_Exercise aim_
Each line of the material must be returned exactly.

_Data for this task_
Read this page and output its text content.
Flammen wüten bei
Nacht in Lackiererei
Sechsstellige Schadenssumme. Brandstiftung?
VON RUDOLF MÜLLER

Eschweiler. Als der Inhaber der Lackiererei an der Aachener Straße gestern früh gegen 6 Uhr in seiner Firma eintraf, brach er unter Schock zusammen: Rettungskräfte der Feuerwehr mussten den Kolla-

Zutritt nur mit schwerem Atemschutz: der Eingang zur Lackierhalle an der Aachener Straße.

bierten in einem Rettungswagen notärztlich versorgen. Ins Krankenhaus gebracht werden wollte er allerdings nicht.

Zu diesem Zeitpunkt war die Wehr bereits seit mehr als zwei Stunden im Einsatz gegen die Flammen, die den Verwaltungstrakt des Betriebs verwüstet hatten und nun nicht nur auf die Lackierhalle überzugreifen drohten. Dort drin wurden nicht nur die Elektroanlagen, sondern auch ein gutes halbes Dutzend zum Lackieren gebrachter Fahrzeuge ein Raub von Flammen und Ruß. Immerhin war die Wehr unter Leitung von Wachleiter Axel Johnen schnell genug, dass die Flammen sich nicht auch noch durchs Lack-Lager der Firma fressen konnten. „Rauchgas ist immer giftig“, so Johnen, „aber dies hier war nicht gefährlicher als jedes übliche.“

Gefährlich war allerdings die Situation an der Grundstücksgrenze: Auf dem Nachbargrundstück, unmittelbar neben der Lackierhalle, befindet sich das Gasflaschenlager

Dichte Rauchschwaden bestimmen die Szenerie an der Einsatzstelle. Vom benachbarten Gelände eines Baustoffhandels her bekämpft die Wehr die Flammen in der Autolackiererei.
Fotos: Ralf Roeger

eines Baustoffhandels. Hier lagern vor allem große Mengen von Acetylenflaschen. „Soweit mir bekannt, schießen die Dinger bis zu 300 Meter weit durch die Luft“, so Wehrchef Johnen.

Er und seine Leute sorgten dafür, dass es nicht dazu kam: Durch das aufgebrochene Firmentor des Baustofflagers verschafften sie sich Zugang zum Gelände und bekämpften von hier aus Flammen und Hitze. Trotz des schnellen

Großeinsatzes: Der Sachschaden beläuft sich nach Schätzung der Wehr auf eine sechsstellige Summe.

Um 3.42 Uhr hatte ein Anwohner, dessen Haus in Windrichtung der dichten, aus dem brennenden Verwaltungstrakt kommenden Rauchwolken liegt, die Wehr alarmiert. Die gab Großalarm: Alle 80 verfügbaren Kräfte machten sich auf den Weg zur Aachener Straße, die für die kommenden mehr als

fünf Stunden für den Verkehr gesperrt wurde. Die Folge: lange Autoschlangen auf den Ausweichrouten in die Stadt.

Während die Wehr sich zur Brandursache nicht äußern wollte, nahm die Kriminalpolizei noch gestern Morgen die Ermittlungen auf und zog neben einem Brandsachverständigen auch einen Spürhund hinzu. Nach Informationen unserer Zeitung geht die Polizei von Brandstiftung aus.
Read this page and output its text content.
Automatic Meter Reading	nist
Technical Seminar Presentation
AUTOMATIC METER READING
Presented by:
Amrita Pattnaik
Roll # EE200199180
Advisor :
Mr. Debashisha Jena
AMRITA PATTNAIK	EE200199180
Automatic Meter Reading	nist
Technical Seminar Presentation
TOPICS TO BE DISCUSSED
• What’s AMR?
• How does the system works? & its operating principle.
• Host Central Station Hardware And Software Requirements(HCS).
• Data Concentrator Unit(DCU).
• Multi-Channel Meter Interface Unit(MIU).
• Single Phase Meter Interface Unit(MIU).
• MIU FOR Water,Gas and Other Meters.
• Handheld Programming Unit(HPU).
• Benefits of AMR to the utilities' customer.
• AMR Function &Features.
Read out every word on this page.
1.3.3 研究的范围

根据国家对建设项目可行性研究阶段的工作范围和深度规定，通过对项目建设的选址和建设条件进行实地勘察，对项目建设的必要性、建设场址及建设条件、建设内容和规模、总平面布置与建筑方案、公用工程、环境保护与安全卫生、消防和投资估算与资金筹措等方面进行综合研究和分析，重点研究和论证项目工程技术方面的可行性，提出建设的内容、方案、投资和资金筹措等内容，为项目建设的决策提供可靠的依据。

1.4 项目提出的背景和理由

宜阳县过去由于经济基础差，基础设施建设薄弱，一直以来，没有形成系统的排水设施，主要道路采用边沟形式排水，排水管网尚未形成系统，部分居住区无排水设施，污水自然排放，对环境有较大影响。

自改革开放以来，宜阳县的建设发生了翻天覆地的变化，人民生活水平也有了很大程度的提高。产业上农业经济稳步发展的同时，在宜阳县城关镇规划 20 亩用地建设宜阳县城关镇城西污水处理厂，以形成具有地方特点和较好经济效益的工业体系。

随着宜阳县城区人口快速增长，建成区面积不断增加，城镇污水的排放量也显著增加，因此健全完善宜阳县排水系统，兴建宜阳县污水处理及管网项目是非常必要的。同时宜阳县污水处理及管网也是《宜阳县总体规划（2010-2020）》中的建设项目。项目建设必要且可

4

_Task result_
Read this page and output its text content.
Flammen wüten bei
Nacht in Lackiererei
Sechsstellige Schadenssumme. Brandstiftung?
VON RUDOLF MÜLLER

Eschweiler. Als der Inhaber der Lackiererei an der Aachener Straße gestern früh gegen 6 Uhr in seiner Firma eintraf, brach er unter Schock zusammen: Rettungskräfte der Feuerwehr mussten den Kolla-

Zutritt nur mit schwerem Atemschutz: der Eingang zur Lackierhalle an der Aachener Straße.

bierten in einem Rettungswagen notärztlich versorgen. Ins Krankenhaus gebracht werden wollte er allerdings nicht.

Zu diesem Zeitpunkt war die Wehr bereits seit mehr als zwei Stunden im Einsatz gegen die Flammen, die den Verwaltungstrakt des Betriebs verwüstet hatten und nun nicht nur auf die Lackierhalle überzugreifen drohten. Dort drin wurden nicht nur die Elektroanlagen, sondern auch ein gutes halbes Dutzend zum Lackieren gebrachter Fahrzeuge ein Raub von Flammen und Ruß. Immerhin war die Wehr unter Leitung von Wachleiter Axel Johnen schnell genug, dass die Flammen sich nicht auch noch durchs Lack-Lager der Firma fressen konnten. „Rauchgas ist immer giftig“, so Johnen, „aber dies hier war nicht gefährlicher als jedes übliche.“

Gefährlich war allerdings die Situation an der Grundstücksgrenze: Auf dem Nachbargrundstück, unmittelbar neben der Lackierhalle, befindet sich das Gasflaschenlager

Dichte Rauchschwaden bestimmen die Szenerie an der Einsatzstelle. Vom benachbarten Gelände eines Baustoffhandels her bekämpft die Wehr die Flammen in der Autolackiererei.
Fotos: Ralf Roeger

eines Baustoffhandels. Hier lagern vor allem große Mengen von Acetylenflaschen. „Soweit mir bekannt, schießen die Dinger bis zu 300 Meter weit durch die Luft“, so Wehrchef Johnen.

Er und seine Leute sorgten dafür, dass es nicht dazu kam: Durch das aufgebrochene Firmentor des Baustofflagers verschafften sie sich Zugang zum Gelände und bekämpften von hier aus Flammen und Hitze. Trotz des schnellen

Großeinsatzes: Der Sachschaden beläuft sich nach Schätzung der Wehr auf eine sechsstellige Summe.

Um 3.42 Uhr hatte ein Anwohner, dessen Haus in Windrichtung der dichten, aus dem brennenden Verwaltungstrakt kommenden Rauchwolken liegt, die Wehr alarmiert. Die gab Großalarm: Alle 80 verfügbaren Kräfte machten sich auf den Weg zur Aachener Straße, die für die kommenden mehr als

fünf Stunden für den Verkehr gesperrt wurde. Die Folge: lange Autoschlangen auf den Ausweichrouten in die Stadt.

Während die Wehr sich zur Brandursache nicht äußern wollte, nahm die Kriminalpolizei noch gestern Morgen die Ermittlungen auf und zog neben einem Brandsachverständigen auch einen Spürhund hinzu. Nach Informationen unserer Zeitung geht die Polizei von Brandstiftung aus.
Read this page and output its text content.
Automatic Meter Reading	nist
Technical Seminar Presentation
AUTOMATIC METER READING
Presented by:
Amrita Pattnaik
Roll # EE200199180
Advisor :
Mr. Debashisha Jena
AMRITA PATTNAIK	EE200199180
Automatic Meter Reading	nist
Technical Seminar Presentation
TOPICS TO BE DISCUSSED
• What’s AMR?
• How does the system works? & its operating principle.
• Host Central Station Hardware And Software Requirements(HCS).
• Data Concentrator Unit(DCU).
• Multi-Channel Meter Interface Unit(MIU).
• Single Phase Meter Interface Unit(MIU).
• MIU FOR Water,Gas and Other Meters.
• Handheld Programming Unit(HPU).
• Benefits of AMR to the utilities' customer.
• AMR Function &Features.
Read out every word on this page.
1.3.3 研究的范围

根据国家对建设项目可行性研究阶段的工作范围和深度规定，通过对项目建设的选址和建设条件进行实地勘察，对项目建设的必要性、建设场址及建设条件、建设内容和规模、总平面布置与建筑方案、公用工程、环境保护与安全卫生、消防和投资估算与资金筹措等方面进行综合研究和分析，重点研究和论证项目工程技术方面的可行性，提出建设的内容、方案、投资和资金筹措等内容，为项目建设的决策提供可靠的依据。

1.4 项目提出的背景和理由

宜阳县过去由于经济基础差，基础设施建设薄弱，一直以来，没有形成系统的排水设施，主要道路采用边沟形式排水，排水管网尚未形成系统，部分居住区无排水设施，污水自然排放，对环境有较大影响。

自改革开放以来，宜阳县的建设发生了翻天覆地的变化，人民生活水平也有了很大程度的提高。产业上农业经济稳步发展的同时，在宜阳县城关镇规划 20 亩用地建设宜阳县城关镇城西污水处理厂，以形成具有地方特点和较好经济效益的工业体系。

随着宜阳县城区人口快速增长，建成区面积不断增加，城镇污水的排放量也显著增加，因此健全完善宜阳县排水系统，兴建宜阳县污水处理及管网项目是非常必要的。同时宜阳县污水处理及管网也是《宜阳县总体规划（2010-2020）》中的建设项目。项目建设必要且可

4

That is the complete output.